#### Stated task
Lines containing the word "WEEE指令" are the ones to copy from the records below.

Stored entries
= = = = =

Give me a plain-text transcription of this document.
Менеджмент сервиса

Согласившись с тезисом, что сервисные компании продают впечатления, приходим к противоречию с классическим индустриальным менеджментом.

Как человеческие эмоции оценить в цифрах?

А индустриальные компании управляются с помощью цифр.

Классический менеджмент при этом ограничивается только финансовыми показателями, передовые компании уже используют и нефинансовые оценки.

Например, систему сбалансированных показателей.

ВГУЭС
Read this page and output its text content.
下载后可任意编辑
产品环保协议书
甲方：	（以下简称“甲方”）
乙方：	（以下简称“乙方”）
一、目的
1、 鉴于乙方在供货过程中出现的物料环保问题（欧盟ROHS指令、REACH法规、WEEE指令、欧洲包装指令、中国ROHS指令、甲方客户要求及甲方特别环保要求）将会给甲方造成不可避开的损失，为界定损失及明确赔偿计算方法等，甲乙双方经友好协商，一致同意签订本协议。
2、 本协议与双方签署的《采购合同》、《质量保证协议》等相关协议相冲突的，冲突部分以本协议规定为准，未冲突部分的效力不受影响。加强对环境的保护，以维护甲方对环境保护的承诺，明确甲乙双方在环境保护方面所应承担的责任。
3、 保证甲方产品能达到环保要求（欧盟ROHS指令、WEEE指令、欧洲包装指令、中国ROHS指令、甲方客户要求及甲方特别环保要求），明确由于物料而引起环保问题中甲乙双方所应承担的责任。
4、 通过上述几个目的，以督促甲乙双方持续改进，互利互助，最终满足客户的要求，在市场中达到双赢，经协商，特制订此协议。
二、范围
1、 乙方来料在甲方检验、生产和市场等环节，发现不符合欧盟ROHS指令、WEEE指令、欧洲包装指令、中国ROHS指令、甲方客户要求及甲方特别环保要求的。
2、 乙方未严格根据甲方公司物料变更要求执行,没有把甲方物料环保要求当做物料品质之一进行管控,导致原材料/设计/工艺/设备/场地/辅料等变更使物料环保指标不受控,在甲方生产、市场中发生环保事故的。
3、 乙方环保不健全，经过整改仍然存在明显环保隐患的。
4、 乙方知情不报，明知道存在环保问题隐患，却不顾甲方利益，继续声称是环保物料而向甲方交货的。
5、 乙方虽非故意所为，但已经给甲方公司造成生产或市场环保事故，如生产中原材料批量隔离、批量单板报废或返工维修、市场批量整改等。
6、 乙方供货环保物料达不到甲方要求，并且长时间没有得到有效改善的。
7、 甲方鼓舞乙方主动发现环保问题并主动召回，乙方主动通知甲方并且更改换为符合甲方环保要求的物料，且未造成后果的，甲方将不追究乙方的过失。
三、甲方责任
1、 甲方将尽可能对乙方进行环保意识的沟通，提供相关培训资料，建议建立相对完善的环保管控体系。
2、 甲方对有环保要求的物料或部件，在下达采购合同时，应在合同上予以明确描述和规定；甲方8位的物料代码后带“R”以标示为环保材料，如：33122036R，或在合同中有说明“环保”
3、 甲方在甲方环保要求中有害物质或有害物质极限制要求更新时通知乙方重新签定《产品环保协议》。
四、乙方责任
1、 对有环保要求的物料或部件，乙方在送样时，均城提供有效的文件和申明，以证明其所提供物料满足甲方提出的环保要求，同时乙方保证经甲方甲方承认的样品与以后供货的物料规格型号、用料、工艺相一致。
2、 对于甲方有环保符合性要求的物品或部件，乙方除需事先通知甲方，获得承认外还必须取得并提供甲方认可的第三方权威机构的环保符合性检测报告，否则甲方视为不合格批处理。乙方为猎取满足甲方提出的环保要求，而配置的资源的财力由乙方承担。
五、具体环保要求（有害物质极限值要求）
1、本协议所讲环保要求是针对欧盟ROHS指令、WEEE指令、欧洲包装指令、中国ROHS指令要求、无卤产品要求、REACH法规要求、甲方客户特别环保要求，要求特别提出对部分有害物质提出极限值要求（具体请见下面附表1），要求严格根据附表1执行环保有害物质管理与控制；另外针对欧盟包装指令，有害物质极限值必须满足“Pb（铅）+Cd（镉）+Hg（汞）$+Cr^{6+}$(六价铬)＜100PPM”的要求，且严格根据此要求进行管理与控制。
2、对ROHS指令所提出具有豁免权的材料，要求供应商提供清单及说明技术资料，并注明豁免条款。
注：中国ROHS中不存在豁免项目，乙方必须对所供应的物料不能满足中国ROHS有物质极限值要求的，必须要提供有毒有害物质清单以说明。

= = = = =

#### Answer for this exercise
1、 鉴于乙方在供货过程中出现的物料环保问题（欧盟ROHS指令、REACH法规、WEEE指令、欧洲包装指令、中国ROHS指令、甲方客户要求及甲方特别环保要求）将会给甲方造成不可避开的损失，为界定损失及明确赔偿计算方法等，甲乙双方经友好协商，一致同意签订本协议。
3、 保证甲方产品能达到环保要求（欧盟ROHS指令、WEEE指令、欧洲包装指令、中国ROHS指令、甲方客户要求及甲方特别环保要求），明确由于物料而引起环保问题中甲乙双方所应承担的责任。
1、 乙方来料在甲方检验、生产和市场等环节，发现不符合欧盟ROHS指令、WEEE指令、欧洲包装指令、中国ROHS指令、甲方客户要求及甲方特别环保要求的。
1、本协议所讲环保要求是针对欧盟ROHS指令、WEEE指令、欧洲包装指令、中国ROHS指令要求、无卤产品要求、REACH法规要求、甲方客户特别环保要求，要求特别提出对部分有害物质提出极限值要求（具体请见下面附表1），要求严格根据附表1执行环保有害物质管理与控制；另外针对欧盟包装指令，有害物质极限值必须满足“Pb（铅）+Cd（镉）+Hg（汞）$+Cr^{6+}$(六价铬)＜100PPM”的要求，且严格根据此要求进行管理与控制。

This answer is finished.